* _The records_:
*****

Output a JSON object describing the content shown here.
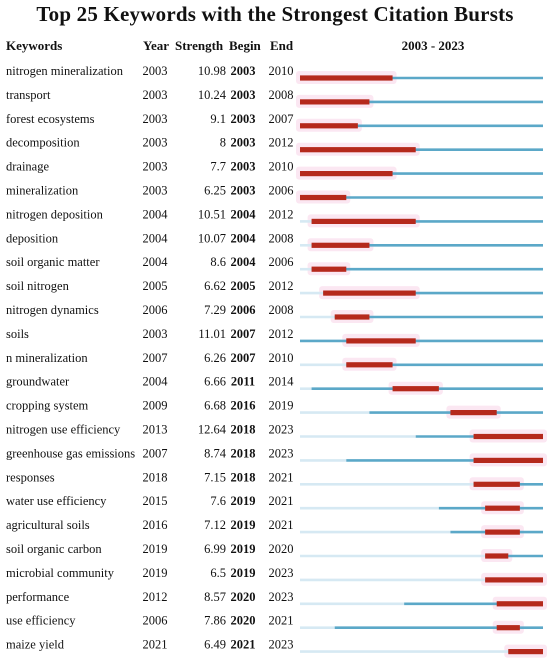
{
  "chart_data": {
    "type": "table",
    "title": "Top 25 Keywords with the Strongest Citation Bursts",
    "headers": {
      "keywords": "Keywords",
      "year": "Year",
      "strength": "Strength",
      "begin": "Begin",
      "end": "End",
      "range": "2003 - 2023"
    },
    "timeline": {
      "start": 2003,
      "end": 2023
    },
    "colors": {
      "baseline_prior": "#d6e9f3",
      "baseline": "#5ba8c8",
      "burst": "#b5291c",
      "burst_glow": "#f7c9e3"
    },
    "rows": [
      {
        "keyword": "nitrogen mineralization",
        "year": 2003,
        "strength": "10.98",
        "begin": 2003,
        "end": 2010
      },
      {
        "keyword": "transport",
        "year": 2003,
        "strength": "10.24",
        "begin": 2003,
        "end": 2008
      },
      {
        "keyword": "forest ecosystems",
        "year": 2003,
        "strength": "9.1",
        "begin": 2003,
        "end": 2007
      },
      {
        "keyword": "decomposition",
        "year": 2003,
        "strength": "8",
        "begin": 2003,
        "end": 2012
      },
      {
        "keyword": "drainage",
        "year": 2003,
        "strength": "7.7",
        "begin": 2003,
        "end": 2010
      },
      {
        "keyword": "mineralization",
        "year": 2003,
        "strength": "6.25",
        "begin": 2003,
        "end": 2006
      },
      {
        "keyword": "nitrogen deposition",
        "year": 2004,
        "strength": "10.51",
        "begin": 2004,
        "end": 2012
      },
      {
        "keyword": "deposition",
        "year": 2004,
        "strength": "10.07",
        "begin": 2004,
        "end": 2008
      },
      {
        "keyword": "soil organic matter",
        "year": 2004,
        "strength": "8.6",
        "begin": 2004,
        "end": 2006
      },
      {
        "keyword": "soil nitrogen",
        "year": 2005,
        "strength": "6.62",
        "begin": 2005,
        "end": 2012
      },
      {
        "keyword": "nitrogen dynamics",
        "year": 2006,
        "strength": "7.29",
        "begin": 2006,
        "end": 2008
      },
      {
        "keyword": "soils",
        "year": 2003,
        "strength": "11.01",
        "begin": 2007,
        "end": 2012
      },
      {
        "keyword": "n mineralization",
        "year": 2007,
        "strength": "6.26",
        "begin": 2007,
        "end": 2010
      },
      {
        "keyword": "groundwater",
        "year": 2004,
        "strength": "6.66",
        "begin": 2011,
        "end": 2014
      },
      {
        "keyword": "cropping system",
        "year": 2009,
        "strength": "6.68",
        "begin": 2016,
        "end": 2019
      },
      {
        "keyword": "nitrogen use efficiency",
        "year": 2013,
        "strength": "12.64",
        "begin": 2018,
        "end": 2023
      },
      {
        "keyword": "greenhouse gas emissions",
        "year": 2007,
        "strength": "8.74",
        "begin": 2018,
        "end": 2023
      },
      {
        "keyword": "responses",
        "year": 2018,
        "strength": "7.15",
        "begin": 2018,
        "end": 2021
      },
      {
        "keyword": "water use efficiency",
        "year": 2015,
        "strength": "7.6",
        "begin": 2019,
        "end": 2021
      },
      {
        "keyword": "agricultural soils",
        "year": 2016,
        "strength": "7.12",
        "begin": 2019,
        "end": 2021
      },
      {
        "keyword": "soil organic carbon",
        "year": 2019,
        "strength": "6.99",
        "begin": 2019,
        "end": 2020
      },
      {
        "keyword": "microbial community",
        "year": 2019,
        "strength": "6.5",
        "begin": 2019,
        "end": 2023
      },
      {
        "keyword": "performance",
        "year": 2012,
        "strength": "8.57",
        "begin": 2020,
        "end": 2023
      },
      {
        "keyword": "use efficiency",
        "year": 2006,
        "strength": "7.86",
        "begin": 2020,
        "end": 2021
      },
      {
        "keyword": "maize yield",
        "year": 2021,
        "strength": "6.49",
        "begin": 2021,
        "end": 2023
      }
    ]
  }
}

*****

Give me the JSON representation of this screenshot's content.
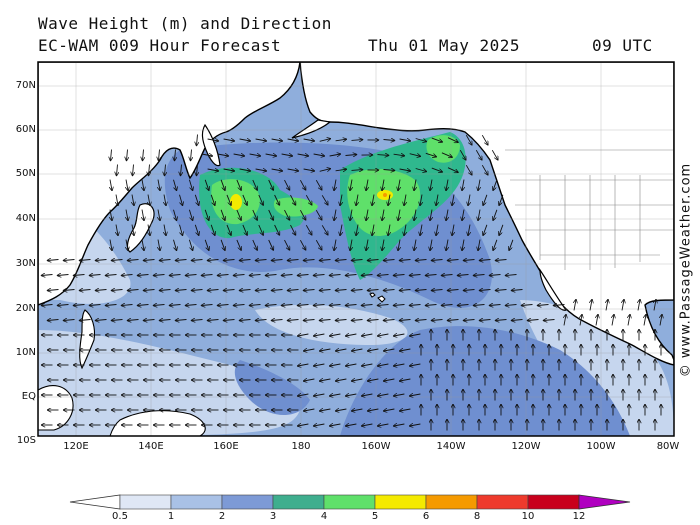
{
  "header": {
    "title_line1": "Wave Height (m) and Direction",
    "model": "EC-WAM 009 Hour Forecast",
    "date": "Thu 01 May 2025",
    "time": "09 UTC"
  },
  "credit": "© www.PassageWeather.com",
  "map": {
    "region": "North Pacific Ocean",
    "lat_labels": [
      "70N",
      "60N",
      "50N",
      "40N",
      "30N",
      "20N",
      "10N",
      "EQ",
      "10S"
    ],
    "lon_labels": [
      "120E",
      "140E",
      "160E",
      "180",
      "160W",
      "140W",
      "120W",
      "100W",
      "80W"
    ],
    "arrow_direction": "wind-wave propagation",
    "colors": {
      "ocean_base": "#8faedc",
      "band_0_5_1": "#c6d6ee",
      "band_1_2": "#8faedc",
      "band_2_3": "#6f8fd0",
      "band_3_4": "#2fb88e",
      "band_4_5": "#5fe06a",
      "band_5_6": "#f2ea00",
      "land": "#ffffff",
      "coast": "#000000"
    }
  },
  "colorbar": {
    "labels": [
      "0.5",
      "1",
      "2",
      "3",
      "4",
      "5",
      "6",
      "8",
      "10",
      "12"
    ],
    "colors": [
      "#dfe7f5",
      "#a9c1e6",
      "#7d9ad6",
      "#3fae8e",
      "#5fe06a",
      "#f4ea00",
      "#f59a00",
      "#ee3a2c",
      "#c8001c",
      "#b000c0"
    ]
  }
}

*****

Copy each line of the listing that includes "mineralization".

        "keyword": "nitrogen mineralization",
        "keyword": "mineralization",
        "keyword": "n mineralization",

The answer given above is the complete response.